### [INFORMATION SHOWN]
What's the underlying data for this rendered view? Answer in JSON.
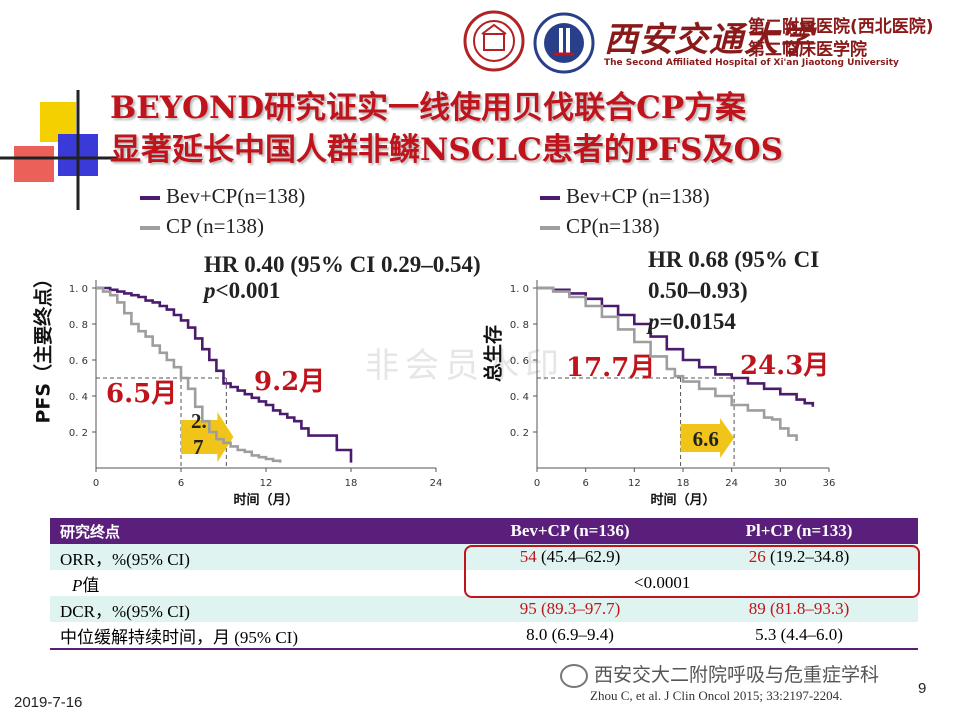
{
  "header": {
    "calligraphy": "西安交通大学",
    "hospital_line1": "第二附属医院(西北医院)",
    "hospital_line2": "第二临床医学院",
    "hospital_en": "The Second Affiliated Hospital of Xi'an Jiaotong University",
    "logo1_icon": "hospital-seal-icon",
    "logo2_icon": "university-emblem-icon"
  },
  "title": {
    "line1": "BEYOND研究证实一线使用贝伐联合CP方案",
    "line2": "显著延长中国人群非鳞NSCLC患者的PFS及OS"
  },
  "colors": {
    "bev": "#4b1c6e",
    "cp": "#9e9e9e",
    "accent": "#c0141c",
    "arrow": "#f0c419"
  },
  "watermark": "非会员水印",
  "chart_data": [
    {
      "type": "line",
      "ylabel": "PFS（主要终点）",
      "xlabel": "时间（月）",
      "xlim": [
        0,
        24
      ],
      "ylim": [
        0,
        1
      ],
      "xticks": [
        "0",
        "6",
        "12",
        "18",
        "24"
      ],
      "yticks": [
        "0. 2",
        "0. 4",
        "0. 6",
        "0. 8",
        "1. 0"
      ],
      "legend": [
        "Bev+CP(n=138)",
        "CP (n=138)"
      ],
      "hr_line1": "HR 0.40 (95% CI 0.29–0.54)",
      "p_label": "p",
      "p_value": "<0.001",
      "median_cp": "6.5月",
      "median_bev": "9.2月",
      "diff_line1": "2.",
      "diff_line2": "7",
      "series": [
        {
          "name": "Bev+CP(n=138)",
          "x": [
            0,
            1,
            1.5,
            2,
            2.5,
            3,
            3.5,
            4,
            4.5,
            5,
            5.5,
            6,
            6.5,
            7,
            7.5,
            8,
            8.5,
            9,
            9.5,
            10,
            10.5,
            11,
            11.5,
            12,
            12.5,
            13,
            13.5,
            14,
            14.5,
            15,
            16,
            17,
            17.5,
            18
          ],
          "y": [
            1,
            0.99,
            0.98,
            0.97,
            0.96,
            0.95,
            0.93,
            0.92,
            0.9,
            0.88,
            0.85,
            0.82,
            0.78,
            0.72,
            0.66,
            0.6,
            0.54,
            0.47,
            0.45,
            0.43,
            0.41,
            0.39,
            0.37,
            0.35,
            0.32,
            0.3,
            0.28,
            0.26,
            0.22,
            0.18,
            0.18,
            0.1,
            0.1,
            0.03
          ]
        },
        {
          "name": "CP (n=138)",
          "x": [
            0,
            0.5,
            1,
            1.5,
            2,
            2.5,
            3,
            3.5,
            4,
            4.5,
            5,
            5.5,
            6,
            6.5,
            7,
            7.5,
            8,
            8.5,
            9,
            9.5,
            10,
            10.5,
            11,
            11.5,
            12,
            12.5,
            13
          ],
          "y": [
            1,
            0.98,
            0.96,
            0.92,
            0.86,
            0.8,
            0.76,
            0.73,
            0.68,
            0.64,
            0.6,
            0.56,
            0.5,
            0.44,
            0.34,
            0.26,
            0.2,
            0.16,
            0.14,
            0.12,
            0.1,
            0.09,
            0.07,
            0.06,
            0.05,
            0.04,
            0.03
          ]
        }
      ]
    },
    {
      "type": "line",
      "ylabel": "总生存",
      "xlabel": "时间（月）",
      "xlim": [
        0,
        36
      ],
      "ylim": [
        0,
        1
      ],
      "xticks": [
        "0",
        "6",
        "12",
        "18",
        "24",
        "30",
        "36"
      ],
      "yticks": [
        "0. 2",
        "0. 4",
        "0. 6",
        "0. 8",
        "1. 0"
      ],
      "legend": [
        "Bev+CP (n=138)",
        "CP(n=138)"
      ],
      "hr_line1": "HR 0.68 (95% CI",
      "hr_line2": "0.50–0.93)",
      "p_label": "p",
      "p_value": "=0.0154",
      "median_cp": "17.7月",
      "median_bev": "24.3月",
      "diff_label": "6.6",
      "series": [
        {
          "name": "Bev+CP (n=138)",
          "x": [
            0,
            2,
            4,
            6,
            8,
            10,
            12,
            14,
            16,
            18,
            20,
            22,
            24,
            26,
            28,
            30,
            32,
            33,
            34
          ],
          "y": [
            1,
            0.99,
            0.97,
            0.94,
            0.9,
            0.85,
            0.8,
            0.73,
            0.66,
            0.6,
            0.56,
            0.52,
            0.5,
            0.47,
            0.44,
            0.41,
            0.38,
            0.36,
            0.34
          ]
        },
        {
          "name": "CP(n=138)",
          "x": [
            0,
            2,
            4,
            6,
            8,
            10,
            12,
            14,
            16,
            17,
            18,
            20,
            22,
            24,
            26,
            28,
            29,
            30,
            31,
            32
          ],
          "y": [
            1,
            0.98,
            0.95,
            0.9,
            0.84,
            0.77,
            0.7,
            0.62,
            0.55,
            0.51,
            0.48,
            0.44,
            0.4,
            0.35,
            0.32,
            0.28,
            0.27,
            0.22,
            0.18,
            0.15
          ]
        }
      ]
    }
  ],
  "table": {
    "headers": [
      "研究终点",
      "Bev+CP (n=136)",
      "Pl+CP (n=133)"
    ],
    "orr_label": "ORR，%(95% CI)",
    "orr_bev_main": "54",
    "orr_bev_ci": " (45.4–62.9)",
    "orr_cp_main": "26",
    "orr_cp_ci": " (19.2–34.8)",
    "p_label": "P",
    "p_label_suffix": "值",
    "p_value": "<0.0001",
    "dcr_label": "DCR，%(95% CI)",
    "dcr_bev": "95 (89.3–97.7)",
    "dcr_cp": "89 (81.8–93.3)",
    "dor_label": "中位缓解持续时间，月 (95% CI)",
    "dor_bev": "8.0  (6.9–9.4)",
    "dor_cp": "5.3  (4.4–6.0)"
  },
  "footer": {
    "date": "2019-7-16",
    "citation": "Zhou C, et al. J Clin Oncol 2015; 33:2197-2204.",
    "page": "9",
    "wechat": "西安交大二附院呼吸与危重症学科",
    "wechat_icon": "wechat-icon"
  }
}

### [INSTRUCTIONS TO FOLLOW]
Make a word-for-word copy of the entries, without any pictures.

### [WRITTEN SOLUTION]
What's the underlying data for this rendered view? Answer in JSON.
{
  "header": {
    "calligraphy": "西安交通大学",
    "hospital_line1": "第二附属医院(西北医院)",
    "hospital_line2": "第二临床医学院",
    "hospital_en": "The Second Affiliated Hospital of Xi'an Jiaotong University",
    "logo1_icon": "hospital-seal-icon",
    "logo2_icon": "university-emblem-icon"
  },
  "title": {
    "line1": "BEYOND研究证实一线使用贝伐联合CP方案",
    "line2": "显著延长中国人群非鳞NSCLC患者的PFS及OS"
  },
  "colors": {
    "bev": "#4b1c6e",
    "cp": "#9e9e9e",
    "accent": "#c0141c",
    "arrow": "#f0c419"
  },
  "watermark": "非会员水印",
  "chart_data": [
    {
      "type": "line",
      "ylabel": "PFS（主要终点）",
      "xlabel": "时间（月）",
      "xlim": [
        0,
        24
      ],
      "ylim": [
        0,
        1
      ],
      "xticks": [
        "0",
        "6",
        "12",
        "18",
        "24"
      ],
      "yticks": [
        "0. 2",
        "0. 4",
        "0. 6",
        "0. 8",
        "1. 0"
      ],
      "legend": [
        "Bev+CP(n=138)",
        "CP (n=138)"
      ],
      "hr_line1": "HR 0.40 (95% CI 0.29–0.54)",
      "p_label": "p",
      "p_value": "<0.001",
      "median_cp": "6.5月",
      "median_bev": "9.2月",
      "diff_line1": "2.",
      "diff_line2": "7",
      "series": [
        {
          "name": "Bev+CP(n=138)",
          "x": [
            0,
            1,
            1.5,
            2,
            2.5,
            3,
            3.5,
            4,
            4.5,
            5,
            5.5,
            6,
            6.5,
            7,
            7.5,
            8,
            8.5,
            9,
            9.5,
            10,
            10.5,
            11,
            11.5,
            12,
            12.5,
            13,
            13.5,
            14,
            14.5,
            15,
            16,
            17,
            17.5,
            18
          ],
          "y": [
            1,
            0.99,
            0.98,
            0.97,
            0.96,
            0.95,
            0.93,
            0.92,
            0.9,
            0.88,
            0.85,
            0.82,
            0.78,
            0.72,
            0.66,
            0.6,
            0.54,
            0.47,
            0.45,
            0.43,
            0.41,
            0.39,
            0.37,
            0.35,
            0.32,
            0.3,
            0.28,
            0.26,
            0.22,
            0.18,
            0.18,
            0.1,
            0.1,
            0.03
          ]
        },
        {
          "name": "CP (n=138)",
          "x": [
            0,
            0.5,
            1,
            1.5,
            2,
            2.5,
            3,
            3.5,
            4,
            4.5,
            5,
            5.5,
            6,
            6.5,
            7,
            7.5,
            8,
            8.5,
            9,
            9.5,
            10,
            10.5,
            11,
            11.5,
            12,
            12.5,
            13
          ],
          "y": [
            1,
            0.98,
            0.96,
            0.92,
            0.86,
            0.8,
            0.76,
            0.73,
            0.68,
            0.64,
            0.6,
            0.56,
            0.5,
            0.44,
            0.34,
            0.26,
            0.2,
            0.16,
            0.14,
            0.12,
            0.1,
            0.09,
            0.07,
            0.06,
            0.05,
            0.04,
            0.03
          ]
        }
      ]
    },
    {
      "type": "line",
      "ylabel": "总生存",
      "xlabel": "时间（月）",
      "xlim": [
        0,
        36
      ],
      "ylim": [
        0,
        1
      ],
      "xticks": [
        "0",
        "6",
        "12",
        "18",
        "24",
        "30",
        "36"
      ],
      "yticks": [
        "0. 2",
        "0. 4",
        "0. 6",
        "0. 8",
        "1. 0"
      ],
      "legend": [
        "Bev+CP (n=138)",
        "CP(n=138)"
      ],
      "hr_line1": "HR 0.68 (95% CI",
      "hr_line2": "0.50–0.93)",
      "p_label": "p",
      "p_value": "=0.0154",
      "median_cp": "17.7月",
      "median_bev": "24.3月",
      "diff_label": "6.6",
      "series": [
        {
          "name": "Bev+CP (n=138)",
          "x": [
            0,
            2,
            4,
            6,
            8,
            10,
            12,
            14,
            16,
            18,
            20,
            22,
            24,
            26,
            28,
            30,
            32,
            33,
            34
          ],
          "y": [
            1,
            0.99,
            0.97,
            0.94,
            0.9,
            0.85,
            0.8,
            0.73,
            0.66,
            0.6,
            0.56,
            0.52,
            0.5,
            0.47,
            0.44,
            0.41,
            0.38,
            0.36,
            0.34
          ]
        },
        {
          "name": "CP(n=138)",
          "x": [
            0,
            2,
            4,
            6,
            8,
            10,
            12,
            14,
            16,
            17,
            18,
            20,
            22,
            24,
            26,
            28,
            29,
            30,
            31,
            32
          ],
          "y": [
            1,
            0.98,
            0.95,
            0.9,
            0.84,
            0.77,
            0.7,
            0.62,
            0.55,
            0.51,
            0.48,
            0.44,
            0.4,
            0.35,
            0.32,
            0.28,
            0.27,
            0.22,
            0.18,
            0.15
          ]
        }
      ]
    }
  ],
  "table": {
    "headers": [
      "研究终点",
      "Bev+CP (n=136)",
      "Pl+CP (n=133)"
    ],
    "orr_label": "ORR，%(95% CI)",
    "orr_bev_main": "54",
    "orr_bev_ci": " (45.4–62.9)",
    "orr_cp_main": "26",
    "orr_cp_ci": " (19.2–34.8)",
    "p_label": "P",
    "p_label_suffix": "值",
    "p_value": "<0.0001",
    "dcr_label": "DCR，%(95% CI)",
    "dcr_bev": "95 (89.3–97.7)",
    "dcr_cp": "89 (81.8–93.3)",
    "dor_label": "中位缓解持续时间，月 (95% CI)",
    "dor_bev": "8.0  (6.9–9.4)",
    "dor_cp": "5.3  (4.4–6.0)"
  },
  "footer": {
    "date": "2019-7-16",
    "citation": "Zhou C, et al. J Clin Oncol 2015; 33:2197-2204.",
    "page": "9",
    "wechat": "西安交大二附院呼吸与危重症学科",
    "wechat_icon": "wechat-icon"
  }
}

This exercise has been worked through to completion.